- _Problem description_
Below are some records. Pull every line that contains the word "Diameter".

══════════════════════════════

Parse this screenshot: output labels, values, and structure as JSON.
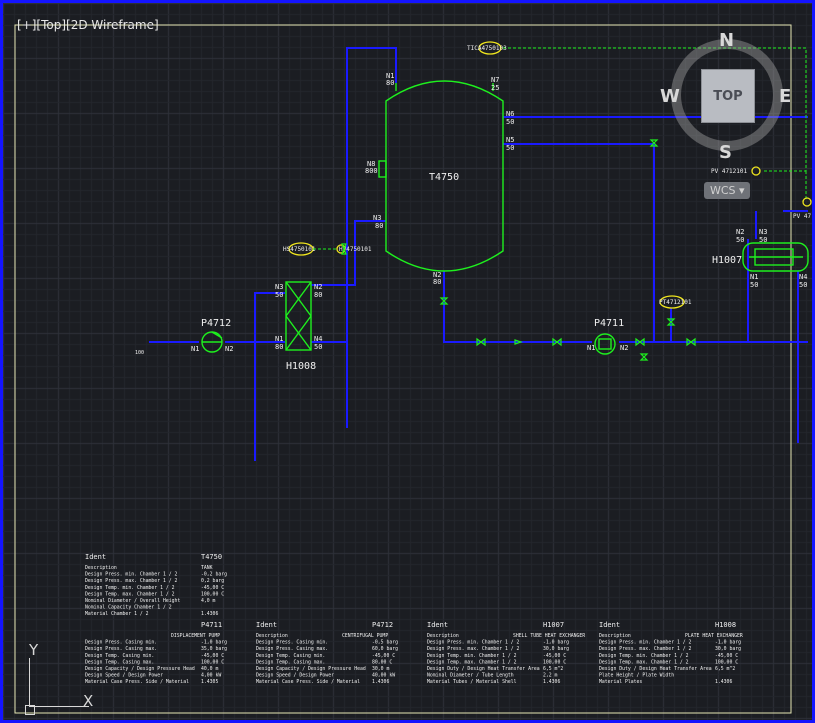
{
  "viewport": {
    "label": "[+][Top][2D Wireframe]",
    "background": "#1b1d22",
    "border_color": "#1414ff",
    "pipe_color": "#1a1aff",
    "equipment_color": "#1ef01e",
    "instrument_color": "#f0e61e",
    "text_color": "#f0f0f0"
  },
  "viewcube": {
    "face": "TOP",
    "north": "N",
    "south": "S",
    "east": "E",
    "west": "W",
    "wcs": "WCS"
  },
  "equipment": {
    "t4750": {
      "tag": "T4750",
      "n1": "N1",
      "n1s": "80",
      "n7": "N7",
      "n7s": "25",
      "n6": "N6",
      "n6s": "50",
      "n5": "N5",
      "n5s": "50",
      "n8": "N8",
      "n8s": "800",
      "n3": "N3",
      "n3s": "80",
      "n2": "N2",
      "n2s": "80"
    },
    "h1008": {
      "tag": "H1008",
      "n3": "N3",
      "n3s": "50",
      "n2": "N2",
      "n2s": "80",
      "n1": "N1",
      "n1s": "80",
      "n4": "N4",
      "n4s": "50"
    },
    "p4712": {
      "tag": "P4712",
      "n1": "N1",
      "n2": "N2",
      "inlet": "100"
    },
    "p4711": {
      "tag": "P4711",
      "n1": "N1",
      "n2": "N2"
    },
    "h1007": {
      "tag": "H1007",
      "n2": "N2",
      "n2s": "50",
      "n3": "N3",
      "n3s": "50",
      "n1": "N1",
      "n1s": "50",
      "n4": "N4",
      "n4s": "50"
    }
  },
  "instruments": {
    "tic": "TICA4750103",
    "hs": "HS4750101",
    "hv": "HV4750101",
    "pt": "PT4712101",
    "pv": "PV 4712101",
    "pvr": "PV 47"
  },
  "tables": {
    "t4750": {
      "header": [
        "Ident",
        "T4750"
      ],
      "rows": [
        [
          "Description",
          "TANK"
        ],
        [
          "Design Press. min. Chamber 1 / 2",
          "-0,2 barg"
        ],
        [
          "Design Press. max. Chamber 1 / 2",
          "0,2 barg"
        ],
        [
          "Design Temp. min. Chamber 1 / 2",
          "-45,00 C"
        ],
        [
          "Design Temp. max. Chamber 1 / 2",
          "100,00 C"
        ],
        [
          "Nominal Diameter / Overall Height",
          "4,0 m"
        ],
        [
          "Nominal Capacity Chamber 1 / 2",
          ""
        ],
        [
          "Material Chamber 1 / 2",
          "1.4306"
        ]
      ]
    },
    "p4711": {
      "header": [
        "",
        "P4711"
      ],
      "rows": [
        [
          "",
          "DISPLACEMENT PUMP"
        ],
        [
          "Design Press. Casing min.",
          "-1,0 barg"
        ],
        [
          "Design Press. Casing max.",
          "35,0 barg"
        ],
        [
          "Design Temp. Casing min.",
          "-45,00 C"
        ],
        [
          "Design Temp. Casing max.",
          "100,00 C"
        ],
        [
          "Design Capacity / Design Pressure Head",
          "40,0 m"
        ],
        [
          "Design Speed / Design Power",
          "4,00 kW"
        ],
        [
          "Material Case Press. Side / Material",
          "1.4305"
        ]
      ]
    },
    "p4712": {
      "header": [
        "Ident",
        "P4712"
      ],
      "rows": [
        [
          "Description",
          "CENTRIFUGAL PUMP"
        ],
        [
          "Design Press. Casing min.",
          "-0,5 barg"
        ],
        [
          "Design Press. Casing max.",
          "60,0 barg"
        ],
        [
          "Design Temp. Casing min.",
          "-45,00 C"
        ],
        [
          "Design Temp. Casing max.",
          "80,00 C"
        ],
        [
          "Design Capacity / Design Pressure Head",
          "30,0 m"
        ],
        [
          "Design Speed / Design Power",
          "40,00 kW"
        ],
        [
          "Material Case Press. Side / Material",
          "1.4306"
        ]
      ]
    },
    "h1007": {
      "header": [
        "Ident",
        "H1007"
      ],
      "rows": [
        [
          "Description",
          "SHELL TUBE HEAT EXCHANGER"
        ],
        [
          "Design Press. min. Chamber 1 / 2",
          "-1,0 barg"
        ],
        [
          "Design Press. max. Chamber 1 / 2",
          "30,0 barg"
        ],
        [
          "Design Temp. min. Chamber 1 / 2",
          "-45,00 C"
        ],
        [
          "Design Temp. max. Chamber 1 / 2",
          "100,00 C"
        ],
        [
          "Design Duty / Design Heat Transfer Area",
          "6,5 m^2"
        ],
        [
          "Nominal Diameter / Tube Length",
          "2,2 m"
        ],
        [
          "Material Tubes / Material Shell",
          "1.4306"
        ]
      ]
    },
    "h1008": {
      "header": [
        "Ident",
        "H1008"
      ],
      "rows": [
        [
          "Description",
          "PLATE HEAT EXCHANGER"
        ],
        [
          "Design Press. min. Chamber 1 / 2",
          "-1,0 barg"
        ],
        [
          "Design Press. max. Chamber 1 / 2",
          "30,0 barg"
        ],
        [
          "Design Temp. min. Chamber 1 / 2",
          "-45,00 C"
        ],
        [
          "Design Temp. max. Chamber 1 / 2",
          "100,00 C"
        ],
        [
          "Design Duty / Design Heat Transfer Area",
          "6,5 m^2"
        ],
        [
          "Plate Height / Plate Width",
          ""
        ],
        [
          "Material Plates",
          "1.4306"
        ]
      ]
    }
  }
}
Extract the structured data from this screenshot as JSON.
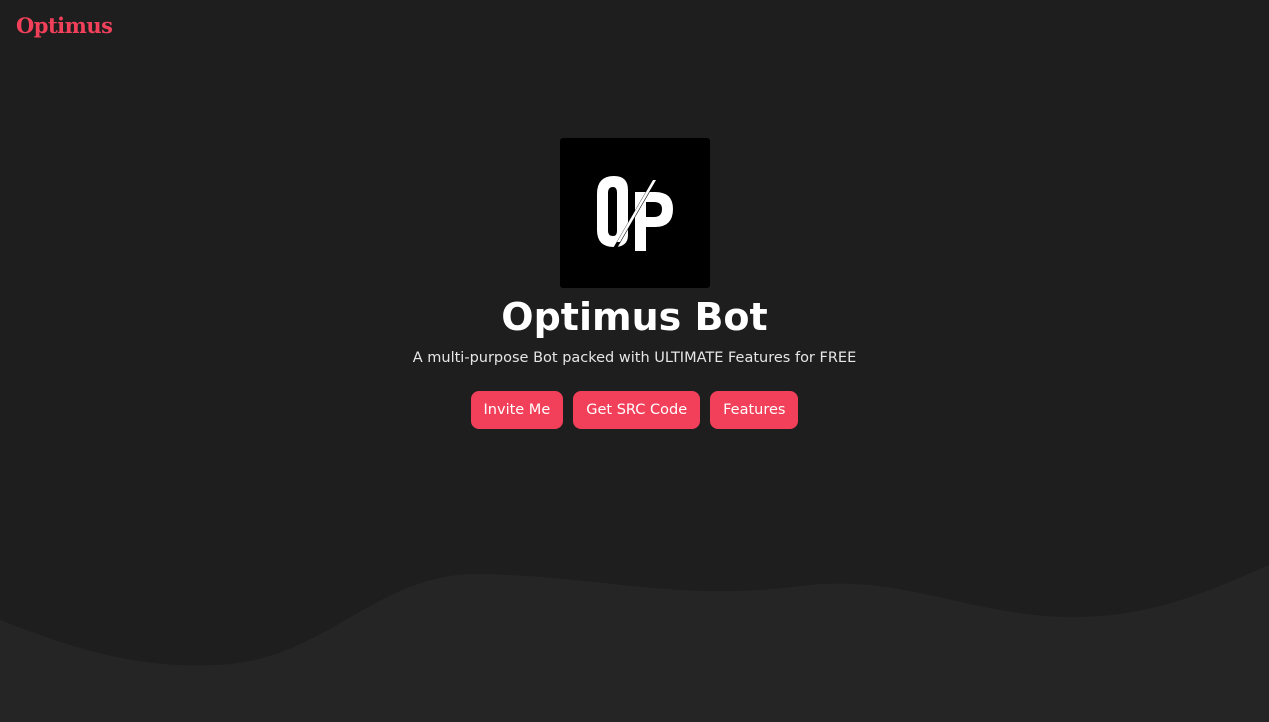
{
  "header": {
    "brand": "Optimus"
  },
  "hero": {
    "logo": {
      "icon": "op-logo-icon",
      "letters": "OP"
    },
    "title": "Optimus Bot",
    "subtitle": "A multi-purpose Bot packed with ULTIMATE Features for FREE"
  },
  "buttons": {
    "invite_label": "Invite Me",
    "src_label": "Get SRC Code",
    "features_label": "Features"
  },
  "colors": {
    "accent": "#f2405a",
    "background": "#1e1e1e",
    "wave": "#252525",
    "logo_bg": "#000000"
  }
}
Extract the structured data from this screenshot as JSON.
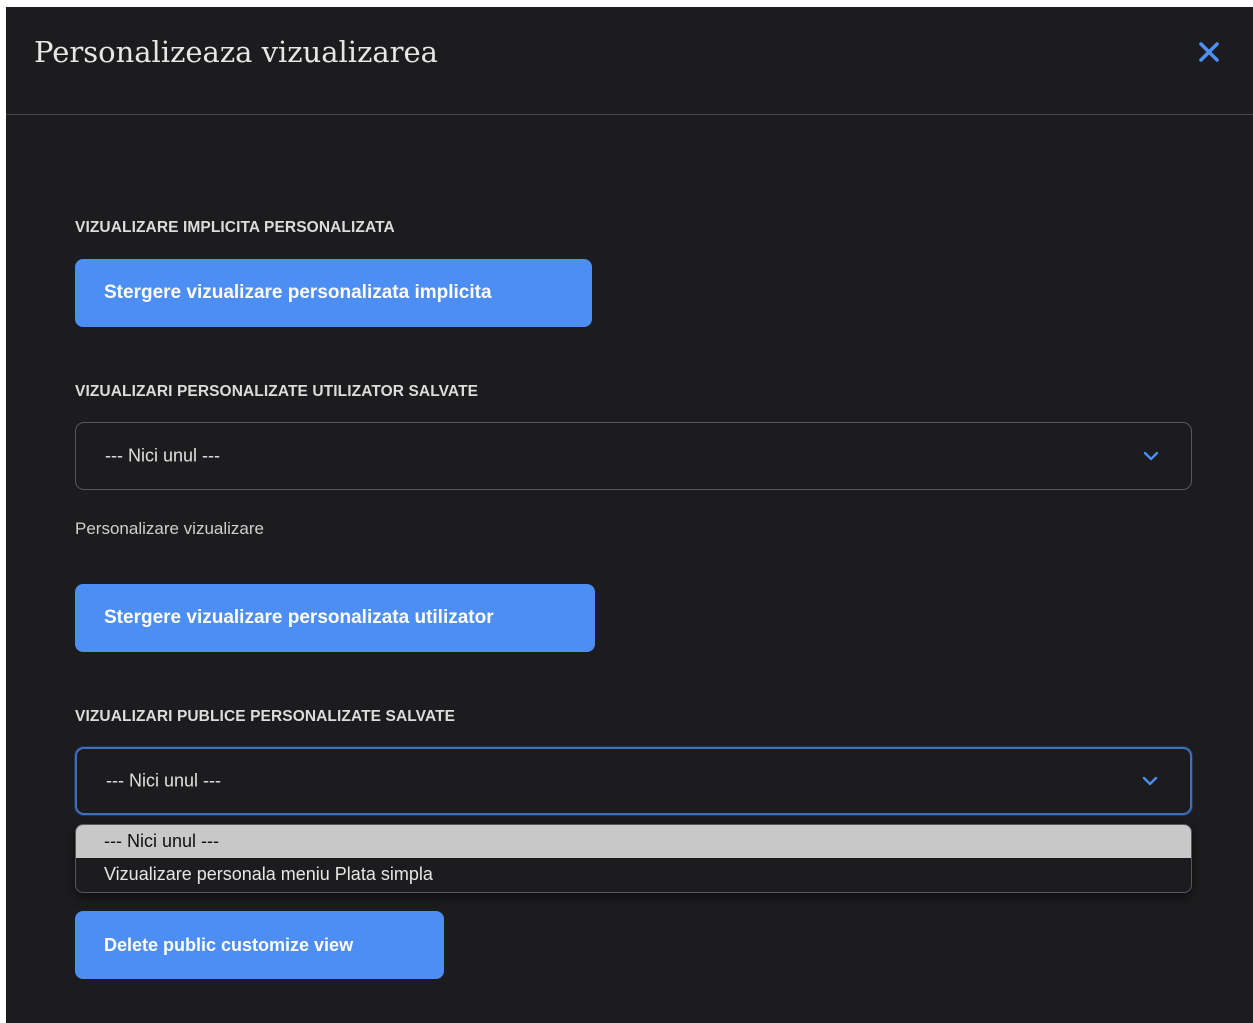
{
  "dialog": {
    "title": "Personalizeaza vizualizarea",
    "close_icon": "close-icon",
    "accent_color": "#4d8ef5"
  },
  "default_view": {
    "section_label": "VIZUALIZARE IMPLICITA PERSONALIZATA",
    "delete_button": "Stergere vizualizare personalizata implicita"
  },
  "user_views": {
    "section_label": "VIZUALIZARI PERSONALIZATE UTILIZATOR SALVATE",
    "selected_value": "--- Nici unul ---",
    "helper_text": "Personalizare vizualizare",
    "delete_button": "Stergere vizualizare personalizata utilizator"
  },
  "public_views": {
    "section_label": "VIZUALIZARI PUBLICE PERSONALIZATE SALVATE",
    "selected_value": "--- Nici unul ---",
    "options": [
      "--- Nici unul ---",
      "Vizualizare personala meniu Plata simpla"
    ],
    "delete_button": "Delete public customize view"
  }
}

══════════════════════════════

- _Answer to this task_
          "Nominal Diameter / Overall Height",
          "Nominal Diameter / Tube Length",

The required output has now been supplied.